━━━━━ Stored data

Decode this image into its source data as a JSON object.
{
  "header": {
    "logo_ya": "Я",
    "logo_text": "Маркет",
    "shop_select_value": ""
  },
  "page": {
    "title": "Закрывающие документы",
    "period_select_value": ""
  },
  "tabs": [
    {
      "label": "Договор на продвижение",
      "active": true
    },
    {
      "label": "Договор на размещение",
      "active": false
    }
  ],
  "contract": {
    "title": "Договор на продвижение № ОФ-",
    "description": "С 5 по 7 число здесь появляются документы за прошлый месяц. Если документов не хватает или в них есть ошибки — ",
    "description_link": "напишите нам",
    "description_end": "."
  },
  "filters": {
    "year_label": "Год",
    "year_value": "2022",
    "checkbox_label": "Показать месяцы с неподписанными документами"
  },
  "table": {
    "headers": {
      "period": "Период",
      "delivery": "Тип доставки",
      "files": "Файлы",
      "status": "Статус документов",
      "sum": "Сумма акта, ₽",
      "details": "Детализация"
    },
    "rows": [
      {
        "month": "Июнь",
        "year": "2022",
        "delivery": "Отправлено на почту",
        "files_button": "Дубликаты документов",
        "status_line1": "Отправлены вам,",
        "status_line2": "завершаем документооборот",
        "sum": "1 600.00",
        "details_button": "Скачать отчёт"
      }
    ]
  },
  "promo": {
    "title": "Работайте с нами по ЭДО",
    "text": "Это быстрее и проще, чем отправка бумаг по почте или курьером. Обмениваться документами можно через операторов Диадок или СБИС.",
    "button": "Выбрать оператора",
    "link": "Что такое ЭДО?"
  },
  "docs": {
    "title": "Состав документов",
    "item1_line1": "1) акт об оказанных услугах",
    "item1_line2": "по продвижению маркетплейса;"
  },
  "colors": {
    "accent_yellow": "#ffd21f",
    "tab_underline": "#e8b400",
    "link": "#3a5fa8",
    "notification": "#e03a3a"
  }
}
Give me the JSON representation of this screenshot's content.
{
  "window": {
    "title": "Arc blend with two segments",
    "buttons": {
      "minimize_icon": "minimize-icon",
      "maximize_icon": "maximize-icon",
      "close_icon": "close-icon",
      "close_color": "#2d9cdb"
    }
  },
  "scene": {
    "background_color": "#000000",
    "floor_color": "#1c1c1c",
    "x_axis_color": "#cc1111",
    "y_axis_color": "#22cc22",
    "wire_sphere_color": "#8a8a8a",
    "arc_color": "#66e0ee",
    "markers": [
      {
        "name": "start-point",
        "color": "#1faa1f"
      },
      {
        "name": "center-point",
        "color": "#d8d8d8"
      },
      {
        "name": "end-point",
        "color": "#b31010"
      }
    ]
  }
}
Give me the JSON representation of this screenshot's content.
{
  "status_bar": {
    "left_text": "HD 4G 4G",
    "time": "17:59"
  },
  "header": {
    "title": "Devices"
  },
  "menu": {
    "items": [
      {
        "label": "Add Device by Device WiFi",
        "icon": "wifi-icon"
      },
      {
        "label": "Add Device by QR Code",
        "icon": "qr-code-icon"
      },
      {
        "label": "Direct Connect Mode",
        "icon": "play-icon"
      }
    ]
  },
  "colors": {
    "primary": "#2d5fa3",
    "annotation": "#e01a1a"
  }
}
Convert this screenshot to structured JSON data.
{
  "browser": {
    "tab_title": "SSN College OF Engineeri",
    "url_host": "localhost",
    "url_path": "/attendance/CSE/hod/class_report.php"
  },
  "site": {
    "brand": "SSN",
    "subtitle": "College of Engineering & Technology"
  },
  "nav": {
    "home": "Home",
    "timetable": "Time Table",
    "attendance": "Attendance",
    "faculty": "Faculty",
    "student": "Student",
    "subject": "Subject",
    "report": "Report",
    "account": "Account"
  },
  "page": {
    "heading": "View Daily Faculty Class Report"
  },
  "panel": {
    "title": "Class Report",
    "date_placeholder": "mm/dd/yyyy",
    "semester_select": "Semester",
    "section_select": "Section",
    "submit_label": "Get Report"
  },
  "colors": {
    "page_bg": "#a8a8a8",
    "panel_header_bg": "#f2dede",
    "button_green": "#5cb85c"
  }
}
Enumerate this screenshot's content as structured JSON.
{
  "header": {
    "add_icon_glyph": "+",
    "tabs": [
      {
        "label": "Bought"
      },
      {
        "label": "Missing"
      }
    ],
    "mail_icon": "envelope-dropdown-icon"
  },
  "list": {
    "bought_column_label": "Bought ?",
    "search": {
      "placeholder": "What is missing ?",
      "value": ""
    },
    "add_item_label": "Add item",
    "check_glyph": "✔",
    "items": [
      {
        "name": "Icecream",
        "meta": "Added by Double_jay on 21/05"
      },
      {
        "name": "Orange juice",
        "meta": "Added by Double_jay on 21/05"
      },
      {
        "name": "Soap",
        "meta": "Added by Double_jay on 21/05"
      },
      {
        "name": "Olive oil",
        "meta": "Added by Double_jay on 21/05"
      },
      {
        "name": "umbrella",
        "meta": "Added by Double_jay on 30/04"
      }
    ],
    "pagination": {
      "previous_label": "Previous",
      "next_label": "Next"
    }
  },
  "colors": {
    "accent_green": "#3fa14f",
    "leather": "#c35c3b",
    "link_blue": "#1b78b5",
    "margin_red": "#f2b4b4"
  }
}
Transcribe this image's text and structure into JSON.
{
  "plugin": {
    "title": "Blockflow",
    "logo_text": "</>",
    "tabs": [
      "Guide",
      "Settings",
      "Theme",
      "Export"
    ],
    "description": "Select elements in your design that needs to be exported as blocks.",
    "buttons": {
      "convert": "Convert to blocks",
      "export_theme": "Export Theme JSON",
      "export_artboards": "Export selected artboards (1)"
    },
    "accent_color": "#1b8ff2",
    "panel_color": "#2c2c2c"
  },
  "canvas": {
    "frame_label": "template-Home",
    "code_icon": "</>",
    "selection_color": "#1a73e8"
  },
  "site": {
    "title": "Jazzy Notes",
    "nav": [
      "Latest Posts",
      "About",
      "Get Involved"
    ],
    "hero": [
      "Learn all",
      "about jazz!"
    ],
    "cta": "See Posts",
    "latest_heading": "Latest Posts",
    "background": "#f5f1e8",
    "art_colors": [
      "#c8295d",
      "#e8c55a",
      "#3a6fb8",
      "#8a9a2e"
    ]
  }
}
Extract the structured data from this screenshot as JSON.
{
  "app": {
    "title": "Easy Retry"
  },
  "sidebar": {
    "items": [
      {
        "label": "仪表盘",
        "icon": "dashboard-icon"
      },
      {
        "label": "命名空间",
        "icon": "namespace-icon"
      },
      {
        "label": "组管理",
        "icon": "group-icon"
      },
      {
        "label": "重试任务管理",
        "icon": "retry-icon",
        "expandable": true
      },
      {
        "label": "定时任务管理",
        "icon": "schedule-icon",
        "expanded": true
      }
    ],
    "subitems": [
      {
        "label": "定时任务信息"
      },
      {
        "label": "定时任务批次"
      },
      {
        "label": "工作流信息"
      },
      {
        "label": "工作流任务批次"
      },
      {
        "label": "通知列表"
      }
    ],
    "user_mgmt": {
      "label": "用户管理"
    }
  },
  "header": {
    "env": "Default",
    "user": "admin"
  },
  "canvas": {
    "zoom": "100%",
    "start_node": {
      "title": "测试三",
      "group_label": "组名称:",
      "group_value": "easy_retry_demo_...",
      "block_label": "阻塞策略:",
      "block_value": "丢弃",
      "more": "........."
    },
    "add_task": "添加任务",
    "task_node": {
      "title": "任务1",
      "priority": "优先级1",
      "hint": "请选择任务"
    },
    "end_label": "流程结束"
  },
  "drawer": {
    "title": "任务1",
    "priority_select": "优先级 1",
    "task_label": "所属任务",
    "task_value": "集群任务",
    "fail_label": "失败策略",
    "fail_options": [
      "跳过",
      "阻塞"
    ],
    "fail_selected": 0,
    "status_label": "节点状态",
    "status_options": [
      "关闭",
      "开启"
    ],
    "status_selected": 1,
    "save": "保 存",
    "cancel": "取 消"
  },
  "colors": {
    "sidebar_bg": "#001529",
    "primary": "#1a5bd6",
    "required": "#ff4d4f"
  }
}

━━━━━━━━━━

▶ What is expected
Select every line of the material above holding the word "Latest" and copy it.

▶ Reply to the task
      "Latest Posts",
    "latest_heading": "Latest Posts",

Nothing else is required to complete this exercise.